Records excerpted from a collection:
=======

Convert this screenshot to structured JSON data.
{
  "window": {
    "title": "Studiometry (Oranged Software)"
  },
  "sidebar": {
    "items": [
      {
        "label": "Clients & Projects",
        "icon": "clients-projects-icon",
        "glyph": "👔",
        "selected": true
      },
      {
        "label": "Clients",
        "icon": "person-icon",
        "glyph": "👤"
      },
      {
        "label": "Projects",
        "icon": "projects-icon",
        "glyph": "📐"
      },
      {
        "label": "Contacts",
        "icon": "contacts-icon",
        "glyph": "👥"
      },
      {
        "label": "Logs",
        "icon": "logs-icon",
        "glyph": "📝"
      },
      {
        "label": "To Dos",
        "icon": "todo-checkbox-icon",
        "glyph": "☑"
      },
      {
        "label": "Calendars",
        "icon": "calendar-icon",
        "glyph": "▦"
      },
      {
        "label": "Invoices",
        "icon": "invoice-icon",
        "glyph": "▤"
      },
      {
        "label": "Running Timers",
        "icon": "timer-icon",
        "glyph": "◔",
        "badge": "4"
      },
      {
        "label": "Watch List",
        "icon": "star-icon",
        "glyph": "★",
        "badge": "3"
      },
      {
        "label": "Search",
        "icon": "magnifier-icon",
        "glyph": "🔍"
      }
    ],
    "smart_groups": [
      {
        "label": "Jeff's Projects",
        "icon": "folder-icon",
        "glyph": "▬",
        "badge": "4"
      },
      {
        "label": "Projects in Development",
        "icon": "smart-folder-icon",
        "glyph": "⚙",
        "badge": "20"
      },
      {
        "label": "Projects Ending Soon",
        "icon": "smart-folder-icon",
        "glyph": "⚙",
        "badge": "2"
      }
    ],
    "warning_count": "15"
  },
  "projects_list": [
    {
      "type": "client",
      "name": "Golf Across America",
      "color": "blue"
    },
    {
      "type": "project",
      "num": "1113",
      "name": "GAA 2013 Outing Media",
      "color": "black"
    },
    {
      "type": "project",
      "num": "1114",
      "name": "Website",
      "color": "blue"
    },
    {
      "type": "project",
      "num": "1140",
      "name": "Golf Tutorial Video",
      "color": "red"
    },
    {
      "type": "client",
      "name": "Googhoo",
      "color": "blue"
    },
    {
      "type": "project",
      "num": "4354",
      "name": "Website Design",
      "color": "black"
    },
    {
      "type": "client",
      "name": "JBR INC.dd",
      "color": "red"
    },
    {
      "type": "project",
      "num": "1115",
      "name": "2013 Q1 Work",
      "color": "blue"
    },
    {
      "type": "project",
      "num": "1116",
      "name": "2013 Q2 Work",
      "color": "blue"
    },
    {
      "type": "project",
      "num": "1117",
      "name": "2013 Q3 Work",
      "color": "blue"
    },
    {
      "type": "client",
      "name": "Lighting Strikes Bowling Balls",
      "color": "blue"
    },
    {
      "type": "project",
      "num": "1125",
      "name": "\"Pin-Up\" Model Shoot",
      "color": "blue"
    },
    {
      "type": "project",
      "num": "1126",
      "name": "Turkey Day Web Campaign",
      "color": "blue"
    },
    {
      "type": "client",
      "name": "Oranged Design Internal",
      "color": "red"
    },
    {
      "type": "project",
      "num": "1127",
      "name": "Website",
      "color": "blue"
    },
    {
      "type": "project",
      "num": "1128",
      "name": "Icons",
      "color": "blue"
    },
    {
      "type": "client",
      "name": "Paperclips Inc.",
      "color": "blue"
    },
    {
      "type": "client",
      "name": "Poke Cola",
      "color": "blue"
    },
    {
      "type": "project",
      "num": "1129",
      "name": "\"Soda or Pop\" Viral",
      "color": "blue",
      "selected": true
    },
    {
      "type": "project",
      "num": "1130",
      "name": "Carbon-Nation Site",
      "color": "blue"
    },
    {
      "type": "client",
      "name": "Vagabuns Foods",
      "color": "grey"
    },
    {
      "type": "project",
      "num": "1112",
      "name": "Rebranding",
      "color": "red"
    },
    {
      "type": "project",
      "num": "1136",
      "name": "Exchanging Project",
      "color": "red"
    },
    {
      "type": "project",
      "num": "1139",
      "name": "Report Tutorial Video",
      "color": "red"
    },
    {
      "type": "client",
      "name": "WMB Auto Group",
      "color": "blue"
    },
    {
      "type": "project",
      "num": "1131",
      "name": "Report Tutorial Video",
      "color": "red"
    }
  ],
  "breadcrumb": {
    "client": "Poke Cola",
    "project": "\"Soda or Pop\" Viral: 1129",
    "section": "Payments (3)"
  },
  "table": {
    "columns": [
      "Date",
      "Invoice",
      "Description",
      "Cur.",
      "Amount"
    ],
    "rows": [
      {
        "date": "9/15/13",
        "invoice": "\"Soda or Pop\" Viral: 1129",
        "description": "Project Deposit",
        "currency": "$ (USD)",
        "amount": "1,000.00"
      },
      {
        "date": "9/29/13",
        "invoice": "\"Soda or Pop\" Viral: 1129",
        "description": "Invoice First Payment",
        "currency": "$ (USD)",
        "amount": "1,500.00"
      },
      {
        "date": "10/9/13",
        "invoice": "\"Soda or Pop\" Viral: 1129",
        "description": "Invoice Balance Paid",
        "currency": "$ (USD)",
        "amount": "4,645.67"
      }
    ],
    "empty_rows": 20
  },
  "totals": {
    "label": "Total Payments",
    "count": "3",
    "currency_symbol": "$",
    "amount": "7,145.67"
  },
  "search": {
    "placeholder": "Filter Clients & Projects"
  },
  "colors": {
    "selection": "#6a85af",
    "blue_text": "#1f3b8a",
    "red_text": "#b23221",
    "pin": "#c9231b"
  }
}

=======

* [ACTION ITEM]:
Faithfully transcribe the whole of the data.

* [PROBLEM SOLUTION]:
Convert this screenshot to structured JSON data.
{
  "window": {
    "title": "Studiometry (Oranged Software)"
  },
  "sidebar": {
    "items": [
      {
        "label": "Clients & Projects",
        "icon": "clients-projects-icon",
        "glyph": "👔",
        "selected": true
      },
      {
        "label": "Clients",
        "icon": "person-icon",
        "glyph": "👤"
      },
      {
        "label": "Projects",
        "icon": "projects-icon",
        "glyph": "📐"
      },
      {
        "label": "Contacts",
        "icon": "contacts-icon",
        "glyph": "👥"
      },
      {
        "label": "Logs",
        "icon": "logs-icon",
        "glyph": "📝"
      },
      {
        "label": "To Dos",
        "icon": "todo-checkbox-icon",
        "glyph": "☑"
      },
      {
        "label": "Calendars",
        "icon": "calendar-icon",
        "glyph": "▦"
      },
      {
        "label": "Invoices",
        "icon": "invoice-icon",
        "glyph": "▤"
      },
      {
        "label": "Running Timers",
        "icon": "timer-icon",
        "glyph": "◔",
        "badge": "4"
      },
      {
        "label": "Watch List",
        "icon": "star-icon",
        "glyph": "★",
        "badge": "3"
      },
      {
        "label": "Search",
        "icon": "magnifier-icon",
        "glyph": "🔍"
      }
    ],
    "smart_groups": [
      {
        "label": "Jeff's Projects",
        "icon": "folder-icon",
        "glyph": "▬",
        "badge": "4"
      },
      {
        "label": "Projects in Development",
        "icon": "smart-folder-icon",
        "glyph": "⚙",
        "badge": "20"
      },
      {
        "label": "Projects Ending Soon",
        "icon": "smart-folder-icon",
        "glyph": "⚙",
        "badge": "2"
      }
    ],
    "warning_count": "15"
  },
  "projects_list": [
    {
      "type": "client",
      "name": "Golf Across America",
      "color": "blue"
    },
    {
      "type": "project",
      "num": "1113",
      "name": "GAA 2013 Outing Media",
      "color": "black"
    },
    {
      "type": "project",
      "num": "1114",
      "name": "Website",
      "color": "blue"
    },
    {
      "type": "project",
      "num": "1140",
      "name": "Golf Tutorial Video",
      "color": "red"
    },
    {
      "type": "client",
      "name": "Googhoo",
      "color": "blue"
    },
    {
      "type": "project",
      "num": "4354",
      "name": "Website Design",
      "color": "black"
    },
    {
      "type": "client",
      "name": "JBR INC.dd",
      "color": "red"
    },
    {
      "type": "project",
      "num": "1115",
      "name": "2013 Q1 Work",
      "color": "blue"
    },
    {
      "type": "project",
      "num": "1116",
      "name": "2013 Q2 Work",
      "color": "blue"
    },
    {
      "type": "project",
      "num": "1117",
      "name": "2013 Q3 Work",
      "color": "blue"
    },
    {
      "type": "client",
      "name": "Lighting Strikes Bowling Balls",
      "color": "blue"
    },
    {
      "type": "project",
      "num": "1125",
      "name": "\"Pin-Up\" Model Shoot",
      "color": "blue"
    },
    {
      "type": "project",
      "num": "1126",
      "name": "Turkey Day Web Campaign",
      "color": "blue"
    },
    {
      "type": "client",
      "name": "Oranged Design Internal",
      "color": "red"
    },
    {
      "type": "project",
      "num": "1127",
      "name": "Website",
      "color": "blue"
    },
    {
      "type": "project",
      "num": "1128",
      "name": "Icons",
      "color": "blue"
    },
    {
      "type": "client",
      "name": "Paperclips Inc.",
      "color": "blue"
    },
    {
      "type": "client",
      "name": "Poke Cola",
      "color": "blue"
    },
    {
      "type": "project",
      "num": "1129",
      "name": "\"Soda or Pop\" Viral",
      "color": "blue",
      "selected": true
    },
    {
      "type": "project",
      "num": "1130",
      "name": "Carbon-Nation Site",
      "color": "blue"
    },
    {
      "type": "client",
      "name": "Vagabuns Foods",
      "color": "grey"
    },
    {
      "type": "project",
      "num": "1112",
      "name": "Rebranding",
      "color": "red"
    },
    {
      "type": "project",
      "num": "1136",
      "name": "Exchanging Project",
      "color": "red"
    },
    {
      "type": "project",
      "num": "1139",
      "name": "Report Tutorial Video",
      "color": "red"
    },
    {
      "type": "client",
      "name": "WMB Auto Group",
      "color": "blue"
    },
    {
      "type": "project",
      "num": "1131",
      "name": "Report Tutorial Video",
      "color": "red"
    }
  ],
  "breadcrumb": {
    "client": "Poke Cola",
    "project": "\"Soda or Pop\" Viral: 1129",
    "section": "Payments (3)"
  },
  "table": {
    "columns": [
      "Date",
      "Invoice",
      "Description",
      "Cur.",
      "Amount"
    ],
    "rows": [
      {
        "date": "9/15/13",
        "invoice": "\"Soda or Pop\" Viral: 1129",
        "description": "Project Deposit",
        "currency": "$ (USD)",
        "amount": "1,000.00"
      },
      {
        "date": "9/29/13",
        "invoice": "\"Soda or Pop\" Viral: 1129",
        "description": "Invoice First Payment",
        "currency": "$ (USD)",
        "amount": "1,500.00"
      },
      {
        "date": "10/9/13",
        "invoice": "\"Soda or Pop\" Viral: 1129",
        "description": "Invoice Balance Paid",
        "currency": "$ (USD)",
        "amount": "4,645.67"
      }
    ],
    "empty_rows": 20
  },
  "totals": {
    "label": "Total Payments",
    "count": "3",
    "currency_symbol": "$",
    "amount": "7,145.67"
  },
  "search": {
    "placeholder": "Filter Clients & Projects"
  },
  "colors": {
    "selection": "#6a85af",
    "blue_text": "#1f3b8a",
    "red_text": "#b23221",
    "pin": "#c9231b"
  }
}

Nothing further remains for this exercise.